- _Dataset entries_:
###

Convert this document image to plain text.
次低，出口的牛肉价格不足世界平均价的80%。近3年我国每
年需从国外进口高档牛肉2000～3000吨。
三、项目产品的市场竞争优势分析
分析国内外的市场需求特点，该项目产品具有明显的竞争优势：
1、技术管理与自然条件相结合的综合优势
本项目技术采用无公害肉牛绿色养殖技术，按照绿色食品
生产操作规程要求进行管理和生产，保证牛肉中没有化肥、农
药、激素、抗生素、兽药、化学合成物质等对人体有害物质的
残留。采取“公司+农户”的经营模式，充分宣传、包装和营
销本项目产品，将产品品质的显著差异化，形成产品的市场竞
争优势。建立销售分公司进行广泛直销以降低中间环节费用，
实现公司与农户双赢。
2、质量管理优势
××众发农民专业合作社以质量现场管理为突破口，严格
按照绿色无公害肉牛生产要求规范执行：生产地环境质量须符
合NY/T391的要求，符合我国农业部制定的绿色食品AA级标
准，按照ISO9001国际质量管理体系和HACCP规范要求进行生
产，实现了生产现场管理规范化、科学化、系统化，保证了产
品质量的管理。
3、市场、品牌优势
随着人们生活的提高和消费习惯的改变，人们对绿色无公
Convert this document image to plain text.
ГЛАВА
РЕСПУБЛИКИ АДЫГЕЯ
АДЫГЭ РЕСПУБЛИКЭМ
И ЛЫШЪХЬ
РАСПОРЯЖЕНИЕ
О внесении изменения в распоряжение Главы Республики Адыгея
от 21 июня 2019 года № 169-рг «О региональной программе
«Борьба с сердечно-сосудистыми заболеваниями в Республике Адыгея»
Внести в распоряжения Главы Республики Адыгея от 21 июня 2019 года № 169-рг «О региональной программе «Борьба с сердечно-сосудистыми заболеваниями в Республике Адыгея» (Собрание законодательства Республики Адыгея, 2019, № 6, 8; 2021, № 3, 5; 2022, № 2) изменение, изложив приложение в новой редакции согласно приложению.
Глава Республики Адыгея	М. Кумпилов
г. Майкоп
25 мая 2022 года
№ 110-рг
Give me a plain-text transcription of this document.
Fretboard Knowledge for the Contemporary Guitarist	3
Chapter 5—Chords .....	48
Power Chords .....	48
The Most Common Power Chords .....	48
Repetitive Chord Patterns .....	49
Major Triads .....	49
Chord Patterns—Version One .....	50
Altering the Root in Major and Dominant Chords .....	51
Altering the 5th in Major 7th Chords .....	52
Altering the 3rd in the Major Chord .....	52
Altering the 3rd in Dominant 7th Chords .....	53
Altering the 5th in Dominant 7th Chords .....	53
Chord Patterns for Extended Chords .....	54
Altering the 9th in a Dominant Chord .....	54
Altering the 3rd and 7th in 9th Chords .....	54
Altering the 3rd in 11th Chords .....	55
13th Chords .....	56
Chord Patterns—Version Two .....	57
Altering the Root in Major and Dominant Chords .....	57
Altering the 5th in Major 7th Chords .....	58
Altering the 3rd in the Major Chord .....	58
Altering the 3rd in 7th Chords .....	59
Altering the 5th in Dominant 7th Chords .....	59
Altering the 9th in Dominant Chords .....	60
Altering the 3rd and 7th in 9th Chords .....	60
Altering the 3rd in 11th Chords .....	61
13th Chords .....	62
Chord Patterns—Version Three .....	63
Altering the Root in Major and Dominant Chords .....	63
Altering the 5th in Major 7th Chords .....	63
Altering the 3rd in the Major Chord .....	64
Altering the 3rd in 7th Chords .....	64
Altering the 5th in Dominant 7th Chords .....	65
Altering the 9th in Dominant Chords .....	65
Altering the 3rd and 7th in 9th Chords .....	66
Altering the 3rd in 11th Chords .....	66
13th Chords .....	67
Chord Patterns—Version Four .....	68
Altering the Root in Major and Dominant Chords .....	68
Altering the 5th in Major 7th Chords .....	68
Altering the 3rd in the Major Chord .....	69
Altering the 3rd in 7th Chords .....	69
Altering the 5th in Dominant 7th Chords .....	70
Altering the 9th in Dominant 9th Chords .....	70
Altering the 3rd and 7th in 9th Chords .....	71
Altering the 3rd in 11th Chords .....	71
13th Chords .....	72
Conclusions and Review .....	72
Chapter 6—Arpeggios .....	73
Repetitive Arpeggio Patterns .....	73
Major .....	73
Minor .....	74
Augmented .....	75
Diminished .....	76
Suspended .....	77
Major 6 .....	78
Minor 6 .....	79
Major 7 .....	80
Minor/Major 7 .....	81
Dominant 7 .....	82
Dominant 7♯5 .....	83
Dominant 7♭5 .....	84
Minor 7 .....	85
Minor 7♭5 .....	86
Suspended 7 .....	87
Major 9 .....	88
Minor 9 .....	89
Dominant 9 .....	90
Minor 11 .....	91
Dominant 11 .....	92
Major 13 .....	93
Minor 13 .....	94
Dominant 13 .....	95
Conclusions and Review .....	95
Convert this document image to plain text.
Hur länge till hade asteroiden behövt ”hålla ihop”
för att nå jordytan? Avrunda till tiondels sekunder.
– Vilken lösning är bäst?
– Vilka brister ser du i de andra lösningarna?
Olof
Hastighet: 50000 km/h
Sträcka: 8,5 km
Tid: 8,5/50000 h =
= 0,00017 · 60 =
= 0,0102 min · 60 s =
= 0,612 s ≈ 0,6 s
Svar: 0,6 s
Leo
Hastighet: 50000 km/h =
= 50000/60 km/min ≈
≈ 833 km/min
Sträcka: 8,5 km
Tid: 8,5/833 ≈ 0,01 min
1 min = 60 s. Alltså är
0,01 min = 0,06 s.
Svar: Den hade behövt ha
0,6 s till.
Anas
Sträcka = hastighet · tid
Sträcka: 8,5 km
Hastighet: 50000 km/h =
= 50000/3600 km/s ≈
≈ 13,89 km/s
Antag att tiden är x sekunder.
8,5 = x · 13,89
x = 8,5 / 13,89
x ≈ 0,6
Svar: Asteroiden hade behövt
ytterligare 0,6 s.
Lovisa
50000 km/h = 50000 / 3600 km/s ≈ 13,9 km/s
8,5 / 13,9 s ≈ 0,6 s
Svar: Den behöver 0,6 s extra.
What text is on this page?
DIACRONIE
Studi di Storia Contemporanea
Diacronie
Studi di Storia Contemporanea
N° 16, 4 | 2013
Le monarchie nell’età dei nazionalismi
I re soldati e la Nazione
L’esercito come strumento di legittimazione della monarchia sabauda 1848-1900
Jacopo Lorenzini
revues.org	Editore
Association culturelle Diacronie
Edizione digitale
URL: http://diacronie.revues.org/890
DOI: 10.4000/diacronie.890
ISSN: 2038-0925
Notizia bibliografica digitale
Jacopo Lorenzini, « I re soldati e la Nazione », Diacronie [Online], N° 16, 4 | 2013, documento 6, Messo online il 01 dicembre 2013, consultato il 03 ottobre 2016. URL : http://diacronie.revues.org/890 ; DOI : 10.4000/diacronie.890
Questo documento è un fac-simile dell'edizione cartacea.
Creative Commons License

###

- _STATED PROBLEM_: Each record above should be output again exactly.

- _SOLUTION TO THE PROBLEM_:
Convert this document image to plain text.
次低，出口的牛肉价格不足世界平均价的80%。近3年我国每
年需从国外进口高档牛肉2000～3000吨。
三、项目产品的市场竞争优势分析
分析国内外的市场需求特点，该项目产品具有明显的竞争优势：
1、技术管理与自然条件相结合的综合优势
本项目技术采用无公害肉牛绿色养殖技术，按照绿色食品
生产操作规程要求进行管理和生产，保证牛肉中没有化肥、农
药、激素、抗生素、兽药、化学合成物质等对人体有害物质的
残留。采取“公司+农户”的经营模式，充分宣传、包装和营
销本项目产品，将产品品质的显著差异化，形成产品的市场竞
争优势。建立销售分公司进行广泛直销以降低中间环节费用，
实现公司与农户双赢。
2、质量管理优势
××众发农民专业合作社以质量现场管理为突破口，严格
按照绿色无公害肉牛生产要求规范执行：生产地环境质量须符
合NY/T391的要求，符合我国农业部制定的绿色食品AA级标
准，按照ISO9001国际质量管理体系和HACCP规范要求进行生
产，实现了生产现场管理规范化、科学化、系统化，保证了产
品质量的管理。
3、市场、品牌优势
随着人们生活的提高和消费习惯的改变，人们对绿色无公
Convert this document image to plain text.
ГЛАВА
РЕСПУБЛИКИ АДЫГЕЯ
АДЫГЭ РЕСПУБЛИКЭМ
И ЛЫШЪХЬ
РАСПОРЯЖЕНИЕ
О внесении изменения в распоряжение Главы Республики Адыгея
от 21 июня 2019 года № 169-рг «О региональной программе
«Борьба с сердечно-сосудистыми заболеваниями в Республике Адыгея»
Внести в распоряжения Главы Республики Адыгея от 21 июня 2019 года № 169-рг «О региональной программе «Борьба с сердечно-сосудистыми заболеваниями в Республике Адыгея» (Собрание законодательства Республики Адыгея, 2019, № 6, 8; 2021, № 3, 5; 2022, № 2) изменение, изложив приложение в новой редакции согласно приложению.
Глава Республики Адыгея	М. Кумпилов
г. Майкоп
25 мая 2022 года
№ 110-рг
Give me a plain-text transcription of this document.
Fretboard Knowledge for the Contemporary Guitarist	3
Chapter 5—Chords .....	48
Power Chords .....	48
The Most Common Power Chords .....	48
Repetitive Chord Patterns .....	49
Major Triads .....	49
Chord Patterns—Version One .....	50
Altering the Root in Major and Dominant Chords .....	51
Altering the 5th in Major 7th Chords .....	52
Altering the 3rd in the Major Chord .....	52
Altering the 3rd in Dominant 7th Chords .....	53
Altering the 5th in Dominant 7th Chords .....	53
Chord Patterns for Extended Chords .....	54
Altering the 9th in a Dominant Chord .....	54
Altering the 3rd and 7th in 9th Chords .....	54
Altering the 3rd in 11th Chords .....	55
13th Chords .....	56
Chord Patterns—Version Two .....	57
Altering the Root in Major and Dominant Chords .....	57
Altering the 5th in Major 7th Chords .....	58
Altering the 3rd in the Major Chord .....	58
Altering the 3rd in 7th Chords .....	59
Altering the 5th in Dominant 7th Chords .....	59
Altering the 9th in Dominant Chords .....	60
Altering the 3rd and 7th in 9th Chords .....	60
Altering the 3rd in 11th Chords .....	61
13th Chords .....	62
Chord Patterns—Version Three .....	63
Altering the Root in Major and Dominant Chords .....	63
Altering the 5th in Major 7th Chords .....	63
Altering the 3rd in the Major Chord .....	64
Altering the 3rd in 7th Chords .....	64
Altering the 5th in Dominant 7th Chords .....	65
Altering the 9th in Dominant Chords .....	65
Altering the 3rd and 7th in 9th Chords .....	66
Altering the 3rd in 11th Chords .....	66
13th Chords .....	67
Chord Patterns—Version Four .....	68
Altering the Root in Major and Dominant Chords .....	68
Altering the 5th in Major 7th Chords .....	68
Altering the 3rd in the Major Chord .....	69
Altering the 3rd in 7th Chords .....	69
Altering the 5th in Dominant 7th Chords .....	70
Altering the 9th in Dominant 9th Chords .....	70
Altering the 3rd and 7th in 9th Chords .....	71
Altering the 3rd in 11th Chords .....	71
13th Chords .....	72
Conclusions and Review .....	72
Chapter 6—Arpeggios .....	73
Repetitive Arpeggio Patterns .....	73
Major .....	73
Minor .....	74
Augmented .....	75
Diminished .....	76
Suspended .....	77
Major 6 .....	78
Minor 6 .....	79
Major 7 .....	80
Minor/Major 7 .....	81
Dominant 7 .....	82
Dominant 7♯5 .....	83
Dominant 7♭5 .....	84
Minor 7 .....	85
Minor 7♭5 .....	86
Suspended 7 .....	87
Major 9 .....	88
Minor 9 .....	89
Dominant 9 .....	90
Minor 11 .....	91
Dominant 11 .....	92
Major 13 .....	93
Minor 13 .....	94
Dominant 13 .....	95
Conclusions and Review .....	95
Convert this document image to plain text.
Hur länge till hade asteroiden behövt ”hålla ihop”
för att nå jordytan? Avrunda till tiondels sekunder.
– Vilken lösning är bäst?
– Vilka brister ser du i de andra lösningarna?
Olof
Hastighet: 50000 km/h
Sträcka: 8,5 km
Tid: 8,5/50000 h =
= 0,00017 · 60 =
= 0,0102 min · 60 s =
= 0,612 s ≈ 0,6 s
Svar: 0,6 s
Leo
Hastighet: 50000 km/h =
= 50000/60 km/min ≈
≈ 833 km/min
Sträcka: 8,5 km
Tid: 8,5/833 ≈ 0,01 min
1 min = 60 s. Alltså är
0,01 min = 0,06 s.
Svar: Den hade behövt ha
0,6 s till.
Anas
Sträcka = hastighet · tid
Sträcka: 8,5 km
Hastighet: 50000 km/h =
= 50000/3600 km/s ≈
≈ 13,89 km/s
Antag att tiden är x sekunder.
8,5 = x · 13,89
x = 8,5 / 13,89
x ≈ 0,6
Svar: Asteroiden hade behövt
ytterligare 0,6 s.
Lovisa
50000 km/h = 50000 / 3600 km/s ≈ 13,9 km/s
8,5 / 13,9 s ≈ 0,6 s
Svar: Den behöver 0,6 s extra.
What text is on this page?
DIACRONIE
Studi di Storia Contemporanea
Diacronie
Studi di Storia Contemporanea
N° 16, 4 | 2013
Le monarchie nell’età dei nazionalismi
I re soldati e la Nazione
L’esercito come strumento di legittimazione della monarchia sabauda 1848-1900
Jacopo Lorenzini
revues.org	Editore
Association culturelle Diacronie
Edizione digitale
URL: http://diacronie.revues.org/890
DOI: 10.4000/diacronie.890
ISSN: 2038-0925
Notizia bibliografica digitale
Jacopo Lorenzini, « I re soldati e la Nazione », Diacronie [Online], N° 16, 4 | 2013, documento 6, Messo online il 01 dicembre 2013, consultato il 03 ottobre 2016. URL : http://diacronie.revues.org/890 ; DOI : 10.4000/diacronie.890
Questo documento è un fac-simile dell'edizione cartacea.
Creative Commons License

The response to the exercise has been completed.